• Goal:
Retype all the records with nothing changed.

(Collection entries)
============
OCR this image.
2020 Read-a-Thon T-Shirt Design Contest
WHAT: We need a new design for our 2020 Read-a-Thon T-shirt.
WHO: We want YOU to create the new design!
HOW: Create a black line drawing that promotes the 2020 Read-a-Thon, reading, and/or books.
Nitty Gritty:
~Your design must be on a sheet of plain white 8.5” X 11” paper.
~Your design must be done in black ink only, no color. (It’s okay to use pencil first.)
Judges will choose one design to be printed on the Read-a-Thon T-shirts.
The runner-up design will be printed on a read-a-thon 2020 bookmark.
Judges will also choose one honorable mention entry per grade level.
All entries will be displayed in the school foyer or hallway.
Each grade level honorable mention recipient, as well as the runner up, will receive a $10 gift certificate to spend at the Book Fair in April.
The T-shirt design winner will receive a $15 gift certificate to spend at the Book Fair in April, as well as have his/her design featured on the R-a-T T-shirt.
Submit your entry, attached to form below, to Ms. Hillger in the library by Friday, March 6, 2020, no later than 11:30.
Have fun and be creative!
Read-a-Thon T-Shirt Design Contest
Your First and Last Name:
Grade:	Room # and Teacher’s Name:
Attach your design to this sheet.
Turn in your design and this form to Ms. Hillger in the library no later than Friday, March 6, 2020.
============
• Complete answer:
OCR this image.
2020 Read-a-Thon T-Shirt Design Contest
WHAT: We need a new design for our 2020 Read-a-Thon T-shirt.
WHO: We want YOU to create the new design!
HOW: Create a black line drawing that promotes the 2020 Read-a-Thon, reading, and/or books.
Nitty Gritty:
~Your design must be on a sheet of plain white 8.5” X 11” paper.
~Your design must be done in black ink only, no color. (It’s okay to use pencil first.)
Judges will choose one design to be printed on the Read-a-Thon T-shirts.
The runner-up design will be printed on a read-a-thon 2020 bookmark.
Judges will also choose one honorable mention entry per grade level.
All entries will be displayed in the school foyer or hallway.
Each grade level honorable mention recipient, as well as the runner up, will receive a $10 gift certificate to spend at the Book Fair in April.
The T-shirt design winner will receive a $15 gift certificate to spend at the Book Fair in April, as well as have his/her design featured on the R-a-T T-shirt.
Submit your entry, attached to form below, to Ms. Hillger in the library by Friday, March 6, 2020, no later than 11:30.
Have fun and be creative!
Read-a-Thon T-Shirt Design Contest
Your First and Last Name:
Grade:	Room # and Teacher’s Name:
Attach your design to this sheet.
Turn in your design and this form to Ms. Hillger in the library no later than Friday, March 6, 2020.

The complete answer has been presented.